Records for processing:
--

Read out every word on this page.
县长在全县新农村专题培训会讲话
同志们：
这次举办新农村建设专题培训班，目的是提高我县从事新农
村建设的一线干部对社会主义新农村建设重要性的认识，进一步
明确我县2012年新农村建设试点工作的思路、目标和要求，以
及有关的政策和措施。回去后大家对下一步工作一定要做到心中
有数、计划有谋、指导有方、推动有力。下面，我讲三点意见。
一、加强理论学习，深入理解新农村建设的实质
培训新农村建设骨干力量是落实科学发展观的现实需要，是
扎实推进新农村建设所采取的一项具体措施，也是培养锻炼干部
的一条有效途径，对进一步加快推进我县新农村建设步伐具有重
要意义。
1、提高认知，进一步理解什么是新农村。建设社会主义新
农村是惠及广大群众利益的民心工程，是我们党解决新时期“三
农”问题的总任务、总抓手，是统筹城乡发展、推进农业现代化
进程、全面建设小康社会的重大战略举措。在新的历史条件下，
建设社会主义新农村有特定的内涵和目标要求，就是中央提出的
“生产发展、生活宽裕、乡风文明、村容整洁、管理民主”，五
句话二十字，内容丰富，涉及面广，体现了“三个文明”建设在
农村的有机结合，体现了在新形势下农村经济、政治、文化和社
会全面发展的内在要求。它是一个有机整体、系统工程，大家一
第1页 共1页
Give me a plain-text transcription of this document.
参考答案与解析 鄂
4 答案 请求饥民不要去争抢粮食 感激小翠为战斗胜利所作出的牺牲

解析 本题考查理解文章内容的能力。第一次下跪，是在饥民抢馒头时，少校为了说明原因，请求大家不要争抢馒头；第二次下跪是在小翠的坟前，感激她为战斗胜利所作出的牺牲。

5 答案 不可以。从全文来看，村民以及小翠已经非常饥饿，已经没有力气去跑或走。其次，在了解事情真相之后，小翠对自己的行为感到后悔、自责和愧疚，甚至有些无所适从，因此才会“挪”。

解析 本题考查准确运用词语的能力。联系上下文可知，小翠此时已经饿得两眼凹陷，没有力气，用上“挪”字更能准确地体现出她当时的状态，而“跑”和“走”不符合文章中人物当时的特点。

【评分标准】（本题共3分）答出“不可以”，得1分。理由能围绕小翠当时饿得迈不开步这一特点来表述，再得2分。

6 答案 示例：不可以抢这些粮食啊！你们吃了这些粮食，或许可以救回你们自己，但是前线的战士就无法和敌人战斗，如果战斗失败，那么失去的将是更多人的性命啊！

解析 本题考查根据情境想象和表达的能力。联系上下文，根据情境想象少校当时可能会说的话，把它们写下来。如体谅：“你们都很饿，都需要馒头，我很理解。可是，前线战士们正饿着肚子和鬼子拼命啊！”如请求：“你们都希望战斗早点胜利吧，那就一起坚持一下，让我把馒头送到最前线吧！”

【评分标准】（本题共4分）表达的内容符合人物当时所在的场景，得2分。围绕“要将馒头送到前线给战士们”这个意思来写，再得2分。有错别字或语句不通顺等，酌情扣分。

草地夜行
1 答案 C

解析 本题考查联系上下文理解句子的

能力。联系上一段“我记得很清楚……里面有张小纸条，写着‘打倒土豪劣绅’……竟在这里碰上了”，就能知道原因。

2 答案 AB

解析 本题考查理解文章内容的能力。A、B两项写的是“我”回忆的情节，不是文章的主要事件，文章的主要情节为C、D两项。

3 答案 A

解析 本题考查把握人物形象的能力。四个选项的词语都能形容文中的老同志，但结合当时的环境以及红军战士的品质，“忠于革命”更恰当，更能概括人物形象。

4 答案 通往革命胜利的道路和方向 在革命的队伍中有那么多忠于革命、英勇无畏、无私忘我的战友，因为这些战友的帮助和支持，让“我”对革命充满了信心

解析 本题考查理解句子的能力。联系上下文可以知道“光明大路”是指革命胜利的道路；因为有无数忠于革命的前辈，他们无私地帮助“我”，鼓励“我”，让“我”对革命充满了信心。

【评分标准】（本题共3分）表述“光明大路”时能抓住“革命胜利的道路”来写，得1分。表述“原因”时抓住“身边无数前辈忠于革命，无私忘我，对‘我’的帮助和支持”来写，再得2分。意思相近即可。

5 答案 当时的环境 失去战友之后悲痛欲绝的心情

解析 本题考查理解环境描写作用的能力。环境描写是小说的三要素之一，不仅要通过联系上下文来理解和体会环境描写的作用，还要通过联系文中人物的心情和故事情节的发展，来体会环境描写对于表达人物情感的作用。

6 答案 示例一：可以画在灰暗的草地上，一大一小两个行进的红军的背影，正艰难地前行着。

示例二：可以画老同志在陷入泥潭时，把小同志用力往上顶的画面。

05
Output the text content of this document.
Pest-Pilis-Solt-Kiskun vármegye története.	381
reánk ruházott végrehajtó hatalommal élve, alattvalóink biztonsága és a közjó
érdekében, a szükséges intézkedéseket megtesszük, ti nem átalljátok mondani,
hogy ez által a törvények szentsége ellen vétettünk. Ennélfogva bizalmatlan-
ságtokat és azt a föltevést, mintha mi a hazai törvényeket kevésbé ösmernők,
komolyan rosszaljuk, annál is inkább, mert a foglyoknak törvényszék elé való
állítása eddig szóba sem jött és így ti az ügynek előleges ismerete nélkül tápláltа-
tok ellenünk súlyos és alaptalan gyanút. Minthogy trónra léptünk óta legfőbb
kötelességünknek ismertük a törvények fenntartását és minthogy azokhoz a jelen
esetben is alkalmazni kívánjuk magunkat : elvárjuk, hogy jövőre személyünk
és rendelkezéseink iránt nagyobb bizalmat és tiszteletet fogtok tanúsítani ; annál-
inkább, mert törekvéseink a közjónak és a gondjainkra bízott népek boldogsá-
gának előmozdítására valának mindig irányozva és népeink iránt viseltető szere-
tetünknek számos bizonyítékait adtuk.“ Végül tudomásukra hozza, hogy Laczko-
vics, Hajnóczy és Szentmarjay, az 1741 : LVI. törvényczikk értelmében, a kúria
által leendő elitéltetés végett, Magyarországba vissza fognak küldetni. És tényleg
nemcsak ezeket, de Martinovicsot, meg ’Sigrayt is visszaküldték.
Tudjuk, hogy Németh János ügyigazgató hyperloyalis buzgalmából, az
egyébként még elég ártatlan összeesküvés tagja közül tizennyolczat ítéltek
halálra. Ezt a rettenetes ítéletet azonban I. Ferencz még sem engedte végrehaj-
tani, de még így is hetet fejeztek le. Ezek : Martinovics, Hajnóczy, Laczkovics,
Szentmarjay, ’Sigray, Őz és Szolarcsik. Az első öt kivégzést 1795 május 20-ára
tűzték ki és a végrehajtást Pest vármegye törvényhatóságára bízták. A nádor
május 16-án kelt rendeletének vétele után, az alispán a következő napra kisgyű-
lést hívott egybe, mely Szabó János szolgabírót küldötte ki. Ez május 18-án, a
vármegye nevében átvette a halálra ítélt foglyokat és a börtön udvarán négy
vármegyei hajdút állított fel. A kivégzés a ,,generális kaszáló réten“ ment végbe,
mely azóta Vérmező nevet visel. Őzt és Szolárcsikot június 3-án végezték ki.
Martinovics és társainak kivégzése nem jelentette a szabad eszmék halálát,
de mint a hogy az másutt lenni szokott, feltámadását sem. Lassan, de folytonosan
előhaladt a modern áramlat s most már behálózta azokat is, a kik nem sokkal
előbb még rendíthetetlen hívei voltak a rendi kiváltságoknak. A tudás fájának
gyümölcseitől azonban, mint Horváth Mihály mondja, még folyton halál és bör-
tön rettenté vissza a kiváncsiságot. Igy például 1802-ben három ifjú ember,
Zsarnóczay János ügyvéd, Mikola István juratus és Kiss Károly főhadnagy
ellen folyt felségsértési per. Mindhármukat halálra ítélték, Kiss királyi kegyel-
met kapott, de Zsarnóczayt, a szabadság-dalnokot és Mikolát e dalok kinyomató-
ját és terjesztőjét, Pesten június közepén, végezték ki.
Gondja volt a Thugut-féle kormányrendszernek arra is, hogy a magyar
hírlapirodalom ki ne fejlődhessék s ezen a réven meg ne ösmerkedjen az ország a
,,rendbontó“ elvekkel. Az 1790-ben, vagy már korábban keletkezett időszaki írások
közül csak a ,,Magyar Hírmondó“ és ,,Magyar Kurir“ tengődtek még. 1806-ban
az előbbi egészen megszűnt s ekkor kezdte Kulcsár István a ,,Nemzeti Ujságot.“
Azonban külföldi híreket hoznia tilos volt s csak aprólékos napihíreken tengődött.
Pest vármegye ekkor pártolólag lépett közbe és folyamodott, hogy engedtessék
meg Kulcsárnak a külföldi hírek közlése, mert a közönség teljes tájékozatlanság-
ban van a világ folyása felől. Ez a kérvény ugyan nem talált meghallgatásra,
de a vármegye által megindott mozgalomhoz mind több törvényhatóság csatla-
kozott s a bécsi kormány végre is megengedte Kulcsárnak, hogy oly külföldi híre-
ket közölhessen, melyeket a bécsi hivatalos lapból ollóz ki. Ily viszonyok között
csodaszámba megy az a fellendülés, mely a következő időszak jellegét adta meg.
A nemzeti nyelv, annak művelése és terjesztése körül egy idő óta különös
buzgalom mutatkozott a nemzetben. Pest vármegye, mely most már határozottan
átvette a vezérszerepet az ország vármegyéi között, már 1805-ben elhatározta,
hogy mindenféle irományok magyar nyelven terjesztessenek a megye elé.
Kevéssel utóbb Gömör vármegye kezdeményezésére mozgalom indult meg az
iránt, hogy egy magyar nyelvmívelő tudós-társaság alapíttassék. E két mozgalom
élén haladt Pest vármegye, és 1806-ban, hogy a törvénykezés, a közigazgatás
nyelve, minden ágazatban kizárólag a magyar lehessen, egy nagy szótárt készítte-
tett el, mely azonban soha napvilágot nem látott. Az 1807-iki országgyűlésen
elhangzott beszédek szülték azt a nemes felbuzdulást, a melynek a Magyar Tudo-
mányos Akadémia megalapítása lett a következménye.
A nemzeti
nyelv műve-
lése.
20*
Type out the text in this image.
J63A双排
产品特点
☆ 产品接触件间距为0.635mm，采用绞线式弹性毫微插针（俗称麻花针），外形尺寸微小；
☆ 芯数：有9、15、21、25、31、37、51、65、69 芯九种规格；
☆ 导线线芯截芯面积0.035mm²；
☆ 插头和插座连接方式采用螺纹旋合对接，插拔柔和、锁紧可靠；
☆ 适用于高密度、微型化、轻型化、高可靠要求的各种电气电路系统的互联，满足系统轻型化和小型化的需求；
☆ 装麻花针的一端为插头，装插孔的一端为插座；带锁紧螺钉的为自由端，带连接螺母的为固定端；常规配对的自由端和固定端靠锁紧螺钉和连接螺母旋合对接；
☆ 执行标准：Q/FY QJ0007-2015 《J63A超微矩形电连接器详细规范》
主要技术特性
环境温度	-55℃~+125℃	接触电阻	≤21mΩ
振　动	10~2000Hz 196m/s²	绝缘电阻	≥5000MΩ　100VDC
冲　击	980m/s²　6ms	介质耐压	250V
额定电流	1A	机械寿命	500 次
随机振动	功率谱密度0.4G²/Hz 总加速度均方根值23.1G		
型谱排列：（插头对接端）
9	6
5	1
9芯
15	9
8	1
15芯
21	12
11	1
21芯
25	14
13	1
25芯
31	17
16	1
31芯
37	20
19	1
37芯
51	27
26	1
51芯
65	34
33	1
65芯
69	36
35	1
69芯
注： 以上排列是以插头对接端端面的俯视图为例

--

Your objective:
What are the lines from the one with "Type out the text in this image." through the last line of the records above? Quote them exactly and add nothing.

Exercise output:
Type out the text in this image.
J63A双排
产品特点
☆ 产品接触件间距为0.635mm，采用绞线式弹性毫微插针（俗称麻花针），外形尺寸微小；
☆ 芯数：有9、15、21、25、31、37、51、65、69 芯九种规格；
☆ 导线线芯截芯面积0.035mm²；
☆ 插头和插座连接方式采用螺纹旋合对接，插拔柔和、锁紧可靠；
☆ 适用于高密度、微型化、轻型化、高可靠要求的各种电气电路系统的互联，满足系统轻型化和小型化的需求；
☆ 装麻花针的一端为插头，装插孔的一端为插座；带锁紧螺钉的为自由端，带连接螺母的为固定端；常规配对的自由端和固定端靠锁紧螺钉和连接螺母旋合对接；
☆ 执行标准：Q/FY QJ0007-2015 《J63A超微矩形电连接器详细规范》
主要技术特性
环境温度	-55℃~+125℃	接触电阻	≤21mΩ
振　动	10~2000Hz 196m/s²	绝缘电阻	≥5000MΩ　100VDC
冲　击	980m/s²　6ms	介质耐压	250V
额定电流	1A	机械寿命	500 次
随机振动	功率谱密度0.4G²/Hz 总加速度均方根值23.1G		
型谱排列：（插头对接端）
9	6
5	1
9芯
15	9
8	1
15芯
21	12
11	1
21芯
25	14
13	1
25芯
31	17
16	1
31芯
37	20
19	1
37芯
51	27
26	1
51芯
65	34
33	1
65芯
69	36
35	1
69芯
注： 以上排列是以插头对接端端面的俯视图为例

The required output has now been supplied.